== Provided material

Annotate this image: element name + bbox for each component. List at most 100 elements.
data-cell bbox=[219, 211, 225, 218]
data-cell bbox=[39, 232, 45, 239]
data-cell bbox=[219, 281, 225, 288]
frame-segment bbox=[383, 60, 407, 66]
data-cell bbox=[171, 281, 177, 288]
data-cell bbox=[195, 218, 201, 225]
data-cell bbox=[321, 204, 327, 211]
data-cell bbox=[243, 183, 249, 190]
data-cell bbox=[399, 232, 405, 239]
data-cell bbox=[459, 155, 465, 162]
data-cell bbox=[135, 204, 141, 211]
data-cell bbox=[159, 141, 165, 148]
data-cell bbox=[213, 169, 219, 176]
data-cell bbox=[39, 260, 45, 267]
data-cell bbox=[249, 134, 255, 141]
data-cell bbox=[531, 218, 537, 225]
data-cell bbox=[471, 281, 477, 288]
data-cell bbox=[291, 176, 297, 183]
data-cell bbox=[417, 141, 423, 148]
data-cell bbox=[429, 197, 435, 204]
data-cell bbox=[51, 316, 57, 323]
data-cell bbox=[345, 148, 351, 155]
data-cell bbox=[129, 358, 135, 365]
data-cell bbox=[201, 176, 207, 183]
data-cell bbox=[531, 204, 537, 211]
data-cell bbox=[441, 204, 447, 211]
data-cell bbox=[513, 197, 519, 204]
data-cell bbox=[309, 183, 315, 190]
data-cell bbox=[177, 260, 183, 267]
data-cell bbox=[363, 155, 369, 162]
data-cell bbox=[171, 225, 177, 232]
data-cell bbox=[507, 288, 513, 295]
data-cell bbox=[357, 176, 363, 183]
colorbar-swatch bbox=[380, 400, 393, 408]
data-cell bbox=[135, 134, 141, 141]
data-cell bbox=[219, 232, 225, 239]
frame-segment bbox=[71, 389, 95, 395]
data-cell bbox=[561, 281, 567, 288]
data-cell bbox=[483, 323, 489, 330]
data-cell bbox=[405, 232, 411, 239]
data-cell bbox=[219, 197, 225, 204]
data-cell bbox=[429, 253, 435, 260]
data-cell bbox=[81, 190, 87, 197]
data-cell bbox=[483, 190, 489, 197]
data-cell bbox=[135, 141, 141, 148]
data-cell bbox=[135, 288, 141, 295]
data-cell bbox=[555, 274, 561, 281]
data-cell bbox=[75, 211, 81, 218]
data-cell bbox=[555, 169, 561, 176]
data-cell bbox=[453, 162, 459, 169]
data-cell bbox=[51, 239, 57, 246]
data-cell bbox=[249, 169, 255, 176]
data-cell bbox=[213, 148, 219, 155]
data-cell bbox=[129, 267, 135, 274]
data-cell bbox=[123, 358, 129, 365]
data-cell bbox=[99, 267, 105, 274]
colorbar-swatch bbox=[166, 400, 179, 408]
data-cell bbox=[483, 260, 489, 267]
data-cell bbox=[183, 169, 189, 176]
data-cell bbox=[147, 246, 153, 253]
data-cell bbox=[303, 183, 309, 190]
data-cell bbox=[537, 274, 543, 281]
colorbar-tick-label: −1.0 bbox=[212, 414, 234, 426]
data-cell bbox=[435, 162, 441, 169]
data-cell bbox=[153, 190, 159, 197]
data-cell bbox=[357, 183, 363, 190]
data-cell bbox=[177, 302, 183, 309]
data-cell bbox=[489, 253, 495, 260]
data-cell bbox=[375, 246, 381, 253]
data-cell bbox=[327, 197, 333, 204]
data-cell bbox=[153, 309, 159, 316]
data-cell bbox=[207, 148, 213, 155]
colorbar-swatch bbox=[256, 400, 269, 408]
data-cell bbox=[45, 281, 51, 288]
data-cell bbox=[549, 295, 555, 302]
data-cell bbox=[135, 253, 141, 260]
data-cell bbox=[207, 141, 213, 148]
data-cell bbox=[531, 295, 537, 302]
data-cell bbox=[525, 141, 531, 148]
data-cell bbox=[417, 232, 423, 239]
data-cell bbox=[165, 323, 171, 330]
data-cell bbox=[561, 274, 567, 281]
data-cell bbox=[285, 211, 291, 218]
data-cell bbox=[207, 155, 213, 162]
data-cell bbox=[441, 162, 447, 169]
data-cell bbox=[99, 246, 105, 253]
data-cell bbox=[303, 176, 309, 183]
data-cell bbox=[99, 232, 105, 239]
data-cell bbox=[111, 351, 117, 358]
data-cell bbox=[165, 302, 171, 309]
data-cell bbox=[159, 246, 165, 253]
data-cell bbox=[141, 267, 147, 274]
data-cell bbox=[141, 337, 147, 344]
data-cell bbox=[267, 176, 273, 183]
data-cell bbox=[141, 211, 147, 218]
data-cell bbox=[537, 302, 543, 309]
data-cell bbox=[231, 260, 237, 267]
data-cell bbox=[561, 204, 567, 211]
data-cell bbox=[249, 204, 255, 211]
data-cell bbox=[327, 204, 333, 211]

====

[Given request] Can you duplicate every line of the material above, character for character, with nothing changed?

[Output of the task]
Annotate this image: element name + bbox for each component. List at most 100 elements.
data-cell bbox=[219, 211, 225, 218]
data-cell bbox=[39, 232, 45, 239]
data-cell bbox=[219, 281, 225, 288]
frame-segment bbox=[383, 60, 407, 66]
data-cell bbox=[171, 281, 177, 288]
data-cell bbox=[195, 218, 201, 225]
data-cell bbox=[321, 204, 327, 211]
data-cell bbox=[243, 183, 249, 190]
data-cell bbox=[399, 232, 405, 239]
data-cell bbox=[459, 155, 465, 162]
data-cell bbox=[135, 204, 141, 211]
data-cell bbox=[159, 141, 165, 148]
data-cell bbox=[213, 169, 219, 176]
data-cell bbox=[39, 260, 45, 267]
data-cell bbox=[249, 134, 255, 141]
data-cell bbox=[531, 218, 537, 225]
data-cell bbox=[471, 281, 477, 288]
data-cell bbox=[291, 176, 297, 183]
data-cell bbox=[417, 141, 423, 148]
data-cell bbox=[429, 197, 435, 204]
data-cell bbox=[51, 316, 57, 323]
data-cell bbox=[345, 148, 351, 155]
data-cell bbox=[129, 358, 135, 365]
data-cell bbox=[201, 176, 207, 183]
data-cell bbox=[531, 204, 537, 211]
data-cell bbox=[441, 204, 447, 211]
data-cell bbox=[513, 197, 519, 204]
data-cell bbox=[309, 183, 315, 190]
data-cell bbox=[177, 260, 183, 267]
data-cell bbox=[363, 155, 369, 162]
data-cell bbox=[171, 225, 177, 232]
data-cell bbox=[507, 288, 513, 295]
data-cell bbox=[357, 176, 363, 183]
colorbar-swatch bbox=[380, 400, 393, 408]
data-cell bbox=[135, 134, 141, 141]
data-cell bbox=[219, 232, 225, 239]
frame-segment bbox=[71, 389, 95, 395]
data-cell bbox=[561, 281, 567, 288]
data-cell bbox=[483, 323, 489, 330]
data-cell bbox=[405, 232, 411, 239]
data-cell bbox=[219, 197, 225, 204]
data-cell bbox=[429, 253, 435, 260]
data-cell bbox=[81, 190, 87, 197]
data-cell bbox=[483, 190, 489, 197]
data-cell bbox=[135, 141, 141, 148]
data-cell bbox=[135, 288, 141, 295]
data-cell bbox=[555, 274, 561, 281]
data-cell bbox=[75, 211, 81, 218]
data-cell bbox=[555, 169, 561, 176]
data-cell bbox=[453, 162, 459, 169]
data-cell bbox=[51, 239, 57, 246]
data-cell bbox=[249, 169, 255, 176]
data-cell bbox=[213, 148, 219, 155]
data-cell bbox=[129, 267, 135, 274]
data-cell bbox=[123, 358, 129, 365]
data-cell bbox=[99, 267, 105, 274]
colorbar-swatch bbox=[166, 400, 179, 408]
data-cell bbox=[483, 260, 489, 267]
data-cell bbox=[183, 169, 189, 176]
data-cell bbox=[147, 246, 153, 253]
data-cell bbox=[303, 183, 309, 190]
data-cell bbox=[537, 274, 543, 281]
colorbar-tick-label: −1.0 bbox=[212, 414, 234, 426]
data-cell bbox=[435, 162, 441, 169]
data-cell bbox=[153, 190, 159, 197]
data-cell bbox=[357, 183, 363, 190]
data-cell bbox=[177, 302, 183, 309]
data-cell bbox=[489, 253, 495, 260]
data-cell bbox=[375, 246, 381, 253]
data-cell bbox=[327, 197, 333, 204]
data-cell bbox=[153, 309, 159, 316]
data-cell bbox=[207, 148, 213, 155]
colorbar-swatch bbox=[256, 400, 269, 408]
data-cell bbox=[45, 281, 51, 288]
data-cell bbox=[549, 295, 555, 302]
data-cell bbox=[135, 253, 141, 260]
data-cell bbox=[207, 141, 213, 148]
data-cell bbox=[531, 295, 537, 302]
data-cell bbox=[525, 141, 531, 148]
data-cell bbox=[417, 232, 423, 239]
data-cell bbox=[165, 323, 171, 330]
data-cell bbox=[561, 274, 567, 281]
data-cell bbox=[285, 211, 291, 218]
data-cell bbox=[207, 155, 213, 162]
data-cell bbox=[441, 162, 447, 169]
data-cell bbox=[99, 246, 105, 253]
data-cell bbox=[303, 176, 309, 183]
data-cell bbox=[99, 232, 105, 239]
data-cell bbox=[111, 351, 117, 358]
data-cell bbox=[165, 302, 171, 309]
data-cell bbox=[159, 246, 165, 253]
data-cell bbox=[141, 267, 147, 274]
data-cell bbox=[141, 337, 147, 344]
data-cell bbox=[267, 176, 273, 183]
data-cell bbox=[141, 211, 147, 218]
data-cell bbox=[537, 302, 543, 309]
data-cell bbox=[231, 260, 237, 267]
data-cell bbox=[561, 204, 567, 211]
data-cell bbox=[249, 204, 255, 211]
data-cell bbox=[327, 204, 333, 211]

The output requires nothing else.